Requests:
a) In the commit email, reproduce word for word the passage starting with "MINIFICPP-2550 invokehttp: retry" and going on through "flow file attribute.".
b) List every file path that the commit email's change summary reports as modified.
c) Write the next part of the commit email, picking up right after its final line.

=== Quoted text ===

This is an automated email from the ASF dual-hosted git repository.

szaszm pushed a commit to branch main
in repository https://gitbox.apache.org/repos/asf/nifi-minifi-cpp.git

commit 47f3324df607c457b0a47b5f85e7de99efaf8f0f
Author: Marton Szasz <[email protected]>
AuthorDate: Fri Mar 28 15:44:35 2025 +0100

    MINIFICPP-2550 invokehttp: retry with attributes in headers includes …
    
    …CRLF, ending HTTP header list.
    
    This change removes ASCII control characters (<32, space is allowed),
    and it trims the status message before writing it into flow file
    attributes, so CRLF doesn't end up in a flow file attribute.
    
    Closes #1954
    
    Signed-off-by: Marton Szasz <[email protected]>
---
 .../standard-processors/processors/InvokeHTTP.cpp  | 10 +++---
 .../tests/integration/InvokeHTTPTests.cpp          | 37 ++++++++++++++++++++++
 utils/include/http/HTTPClient.h                    |  1 +
 utils/src/http/HTTPClient.cpp                      |  6 ++++
 4 files changed, 49 insertions(+), 5 deletions(-)

=== Provided records ===

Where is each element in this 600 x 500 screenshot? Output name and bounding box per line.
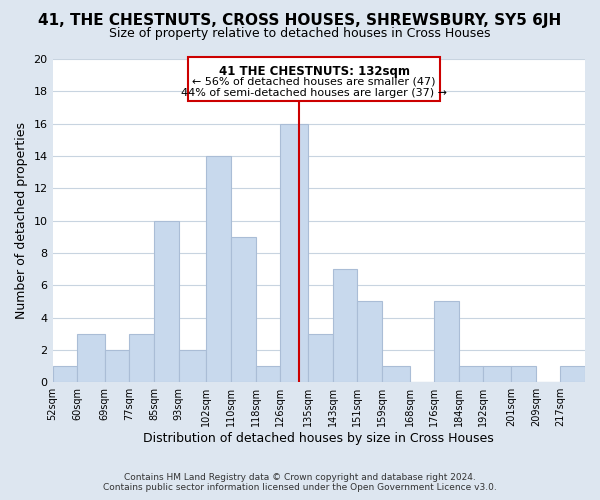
Bar (484, 366, 511, 382)
Bar (280, 124, 308, 382)
Bar (560, 366, 585, 382)
Bar (154, 220, 179, 382)
Bar (77, 334, 105, 382)
Bar (130, 334, 154, 382)
Bar (382, 366, 410, 382)
Bar (459, 366, 484, 382)
Text: ← 56% of detached houses are smaller (47): ← 56% of detached houses are smaller (47… (193, 76, 436, 86)
Bar (434, 302, 459, 382)
Text: Contains HM Land Registry data © Crown copyright and database right 2024.
Contai: Contains HM Land Registry data © Crown c… (103, 473, 497, 492)
FancyBboxPatch shape (188, 58, 440, 101)
Bar (357, 302, 382, 382)
Bar (231, 237, 256, 382)
X-axis label: Distribution of detached houses by size in Cross Houses: Distribution of detached houses by size … (143, 432, 494, 445)
Bar (179, 350, 206, 382)
Y-axis label: Number of detached properties: Number of detached properties (15, 122, 28, 319)
Bar (256, 366, 280, 382)
Bar (105, 350, 130, 382)
Bar (53, 366, 77, 382)
Bar (511, 366, 536, 382)
Text: Size of property relative to detached houses in Cross Houses: Size of property relative to detached ho… (109, 28, 491, 40)
Text: 41 THE CHESTNUTS: 132sqm: 41 THE CHESTNUTS: 132sqm (218, 64, 410, 78)
Bar (308, 334, 332, 382)
Text: 44% of semi-detached houses are larger (37) →: 44% of semi-detached houses are larger (… (181, 88, 447, 99)
Bar (206, 156, 231, 382)
Bar (332, 269, 357, 382)
Text: 41, THE CHESTNUTS, CROSS HOUSES, SHREWSBURY, SY5 6JH: 41, THE CHESTNUTS, CROSS HOUSES, SHREWSB… (38, 12, 562, 28)
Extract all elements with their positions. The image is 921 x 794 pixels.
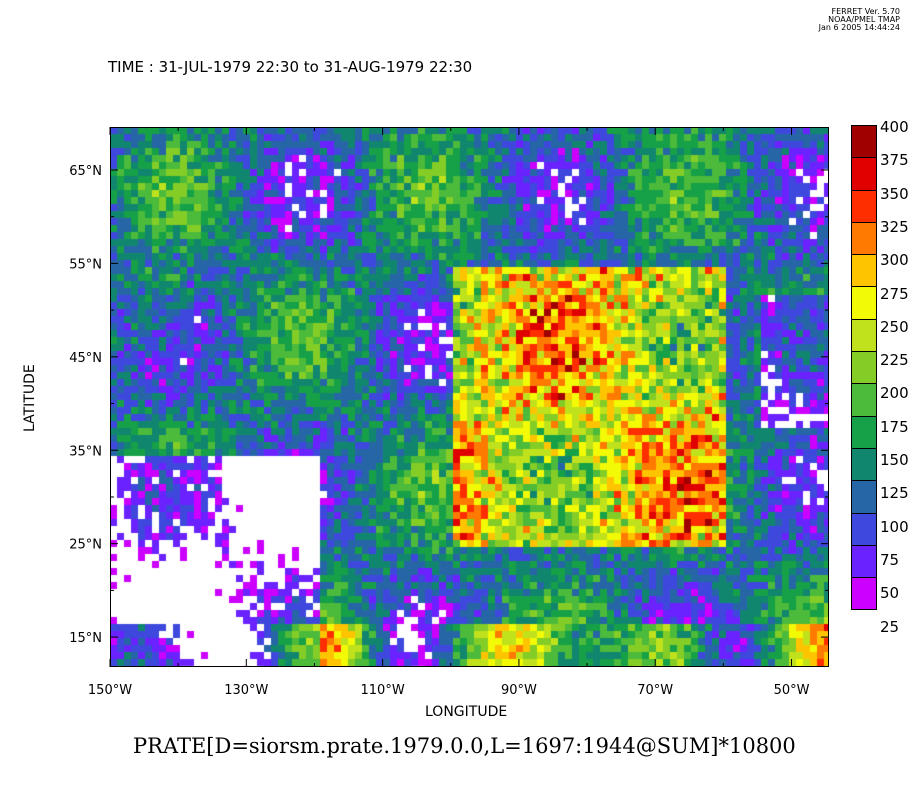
colorbar-swatch — [851, 544, 877, 579]
colorbar-level-label: 100 — [880, 517, 909, 536]
colorbar-swatch — [851, 254, 877, 288]
colorbar-swatch — [851, 480, 877, 514]
plot-timestamp: Jan 6 2005 14:44:24 — [818, 23, 900, 32]
colorbar-level-label: 300 — [880, 251, 909, 270]
colorbar-level-label: 250 — [880, 317, 909, 336]
lon-tick-label: 130°W — [224, 683, 268, 698]
precipitation-field — [110, 127, 829, 667]
colorbar-swatch — [851, 189, 877, 223]
colorbar-level-label: 25 — [880, 617, 900, 636]
lon-tick-label: 50°W — [774, 683, 810, 698]
colorbar-level-label: 175 — [880, 417, 909, 436]
lat-tick-label: 15°N — [69, 631, 102, 646]
lon-tick-label: 90°W — [501, 683, 537, 698]
program-version: FERRET Ver. 5.70 — [831, 7, 900, 16]
colorbar-swatch — [851, 447, 877, 482]
colorbar-swatch — [851, 512, 877, 546]
colorbar-level-label: 400 — [880, 118, 909, 136]
lat-tick-label: 55°N — [69, 257, 102, 272]
colorbar-level-label: 225 — [880, 351, 909, 370]
lon-tick-label: 70°W — [637, 683, 673, 698]
lat-tick-label: 65°N — [69, 164, 102, 179]
colorbar-level-label: 275 — [880, 284, 909, 303]
y-axis-label: LATITUDE — [22, 364, 38, 432]
colorbar-swatch — [851, 125, 877, 159]
colorbar-swatch — [851, 157, 877, 191]
map-frame — [110, 127, 829, 667]
colorbar-swatch — [851, 351, 877, 385]
colorbar-swatch — [851, 286, 877, 320]
colorbar-swatch — [851, 318, 877, 353]
variable-expression: PRATE[D=siorsm.prate.1979.0.0,L=1697:194… — [133, 734, 796, 758]
colorbar-level-label: 150 — [880, 451, 909, 469]
lat-tick-label: 35°N — [69, 444, 102, 459]
colorbar-level-label: 75 — [880, 550, 900, 569]
colorbar-swatch — [851, 383, 877, 417]
ferret-version-info: FERRET Ver. 5.70 NOAA/PMEL TMAP Jan 6 20… — [760, 8, 900, 32]
colorbar-level-label: 325 — [880, 217, 909, 236]
colorbar-swatch — [851, 221, 877, 256]
colorbar-level-label: 200 — [880, 384, 909, 403]
colorbar-level-label: 50 — [880, 584, 900, 603]
colorbar — [851, 125, 877, 611]
lat-tick-label: 45°N — [69, 351, 102, 366]
lon-tick-label: 110°W — [361, 683, 405, 698]
colorbar-level-label: 125 — [880, 484, 909, 503]
x-axis-label: LONGITUDE — [425, 704, 508, 720]
colorbar-level-label: 350 — [880, 184, 909, 203]
colorbar-swatch — [851, 577, 877, 611]
organization: NOAA/PMEL TMAP — [828, 15, 900, 24]
colorbar-swatch — [851, 415, 877, 449]
colorbar-level-label: 375 — [880, 151, 909, 170]
lon-tick-label: 150°W — [88, 683, 132, 698]
time-range-title: TIME : 31-JUL-1979 22:30 to 31-AUG-1979 … — [108, 58, 473, 76]
lat-tick-label: 25°N — [69, 538, 102, 553]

===

Task-by-task answers:
a)
MINIFICPP-2550 invokehttp: retry with attributes in headers includes …
    
    …CRLF, ending HTTP header list.
    
    This change removes ASCII control characters (<32, space is allowed),
    and it trims the status message before writing it into flow file
    attributes, so CRLF doesn't end up in a flow file attribute.

b)
.../standard-processors/processors/InvokeHTTP.cpp
.../tests/integration/InvokeHTTPTests.cpp
utils/include/http/HTTPClient.h
utils/src/http/HTTPClient.cpp

c)
diff --git a/extensions/standard-processors/processors/InvokeHTTP.cpp 
b/extensions/standard-processors/processors/InvokeHTTP.cpp
index 19f0f4361..810568a5d 100644
--- a/extensions/standard-processors/processors/InvokeHTTP.cpp
+++ b/extensions/standard-processors/processors/InvokeHTTP.cpp
@@ -208,16 +208,16 @@ bool InvokeHTTP::appendHeaders(const core::FlowFile& 
flow_file, /*std::invocable
   switch (invalid_http_header_field_handling_strategy_) {
     case invoke_http::InvalidHTTPHeaderFieldHandlingOption::fail:
       if (ranges::any_of(matching_attributes, 
std::not_fn(&http::HTTPClient::isValidHttpHeaderField), key_fn)) return false;
-      for (const auto& header: matching_attributes) 
append_header(header.first, header.second);
+      for (const auto& header: matching_attributes)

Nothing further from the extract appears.